DOCUMENT EXCERPT:
....................
Nayar River is a perennial, non-glacial river in the North Indian state of Uttarakhand. The river system is one of the largest non-glacial perennial rivers in the state, second only to Ramganga (West) and flows entirely in the district of Pauri Garhwal. The two main branches of the river, Nayar East and Nayar West along with Ramganga river, rise in the dense forests and high meadows of Dudhatoli and merge to form Nayar roughly one kilometre ahead of Satpuli. Satpuli is a town on the left bank of Nayar East river.

Etymology
As per historical records and ancient Hindu religious texts the river was called Narad Ganga. The present name of the river "Nayar" is presumably derived from its ancient name "Narad Ganga". In its native range, both the branches of Nayar, i.e., Nayar East and West are referred to as Nayar only.

Watercourse
Both the rivers have a combined length of approximately 200 kilometers and are hardly two-feet wide near their respective sources. Although both the rivers are nearly equal in length, the Eastern branch has a higher volume of water as the first half of its course lies in dense forested regions. Nayar East rises in the meadows of Dudhatoli in a high altitude valley sheltered by towering mountains of over 10,000 feet. Several shepherd’s huts are built along its course from its source to the first major human settlement, Maroda village. Some of the great sages are believed to have did penance near its origin. Rishi Chyavana is said to have invented Chyavanprash from medicinal herbs found in Dudhatoli mountains. The river forms an intricate network of riparian systems supporting wild animals and plants in its valley. These shadowed valleys remain snow-bound for weeks. Nayar West rises at a relatively lower altitude and has a lesser catchment area which explains its lesser volume. Since these rivers are non-glacial, they totally depend on precipitation. In days of less precipitation such as winter, the volume of these rivers goes down by up to 50 percent. The water-level gets visibly low during winter season and one can see the river-bed through the transparent water which becomes as clear as air.

In popular culture
Although very few people know of the river out of its range, yet the locals dote on it. Nayar, like a typical non-glacial perennial river of lower Himalayas, is the lifeline to inhabitants of its valley. Lives of many villagers living in its valley revolve around the river throughout the river. It provides not only fresh fish but also clean water for irrigation purposes. At the widest point of Nayar East, i.e the stretch from Syunsi to Gudinda, it has formed a broad and fertile valley. Such stretches have a higher density as upper reaches of the rivercourse has steep cliffs and unyielding soil. The higher it gets, the least populated it becomes.
....................
Dataset records:

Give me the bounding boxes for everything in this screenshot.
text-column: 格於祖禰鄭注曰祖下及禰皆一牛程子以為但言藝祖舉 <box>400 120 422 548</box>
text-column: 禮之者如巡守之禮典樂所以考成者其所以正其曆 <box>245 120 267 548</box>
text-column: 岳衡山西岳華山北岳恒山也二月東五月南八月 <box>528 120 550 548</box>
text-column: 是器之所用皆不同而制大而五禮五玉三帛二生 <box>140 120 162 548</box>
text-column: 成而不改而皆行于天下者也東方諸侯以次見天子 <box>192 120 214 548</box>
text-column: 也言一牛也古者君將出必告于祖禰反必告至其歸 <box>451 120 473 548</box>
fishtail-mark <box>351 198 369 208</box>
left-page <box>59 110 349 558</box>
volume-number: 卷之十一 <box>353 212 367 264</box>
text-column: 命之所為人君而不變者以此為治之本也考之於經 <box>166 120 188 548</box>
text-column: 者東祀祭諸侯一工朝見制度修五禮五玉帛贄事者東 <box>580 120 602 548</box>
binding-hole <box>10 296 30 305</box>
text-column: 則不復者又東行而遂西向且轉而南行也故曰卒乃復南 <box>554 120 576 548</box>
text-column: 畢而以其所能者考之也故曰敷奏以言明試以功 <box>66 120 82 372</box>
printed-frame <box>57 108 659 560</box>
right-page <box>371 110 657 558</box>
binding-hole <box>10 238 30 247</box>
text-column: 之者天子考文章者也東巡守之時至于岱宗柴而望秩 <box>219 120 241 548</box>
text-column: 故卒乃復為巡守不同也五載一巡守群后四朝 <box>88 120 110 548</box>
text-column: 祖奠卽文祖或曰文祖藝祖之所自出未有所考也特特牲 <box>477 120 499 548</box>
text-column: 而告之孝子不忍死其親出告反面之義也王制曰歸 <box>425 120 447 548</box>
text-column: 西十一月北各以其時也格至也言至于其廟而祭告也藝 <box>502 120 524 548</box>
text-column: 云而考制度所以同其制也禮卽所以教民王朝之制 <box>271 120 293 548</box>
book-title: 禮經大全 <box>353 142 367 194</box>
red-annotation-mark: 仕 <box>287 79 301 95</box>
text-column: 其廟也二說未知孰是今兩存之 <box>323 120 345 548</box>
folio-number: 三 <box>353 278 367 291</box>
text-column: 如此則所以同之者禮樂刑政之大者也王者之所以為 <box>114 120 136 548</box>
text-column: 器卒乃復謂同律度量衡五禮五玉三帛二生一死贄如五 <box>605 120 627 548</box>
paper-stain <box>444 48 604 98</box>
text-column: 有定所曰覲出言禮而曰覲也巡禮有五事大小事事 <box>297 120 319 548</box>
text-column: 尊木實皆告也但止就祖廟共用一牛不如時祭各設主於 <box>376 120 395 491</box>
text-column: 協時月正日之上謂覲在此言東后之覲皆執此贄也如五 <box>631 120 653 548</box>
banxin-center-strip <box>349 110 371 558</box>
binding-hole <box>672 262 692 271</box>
....................
WHAT THE EXERCISE ASKS: Duplicate the passage of the Nayar River text between "In popular culture" and "populated it becomes.", inclusive.

RESPONSE AREA:
In popular culture
Although very few people know of the river out of its range, yet the locals dote on it. Nayar, like a typical non-glacial perennial river of lower Himalayas, is the lifeline to inhabitants of its valley. Lives of many villagers living in its valley revolve around the river throughout the river. It provides not only fresh fish but also clean water for irrigation purposes. At the widest point of Nayar East, i.e the stretch from Syunsi to Gudinda, it has formed a broad and fertile valley. Such stretches have a higher density as upper reaches of the rivercourse has steep cliffs and unyielding soil. The higher it gets, the least populated it becomes.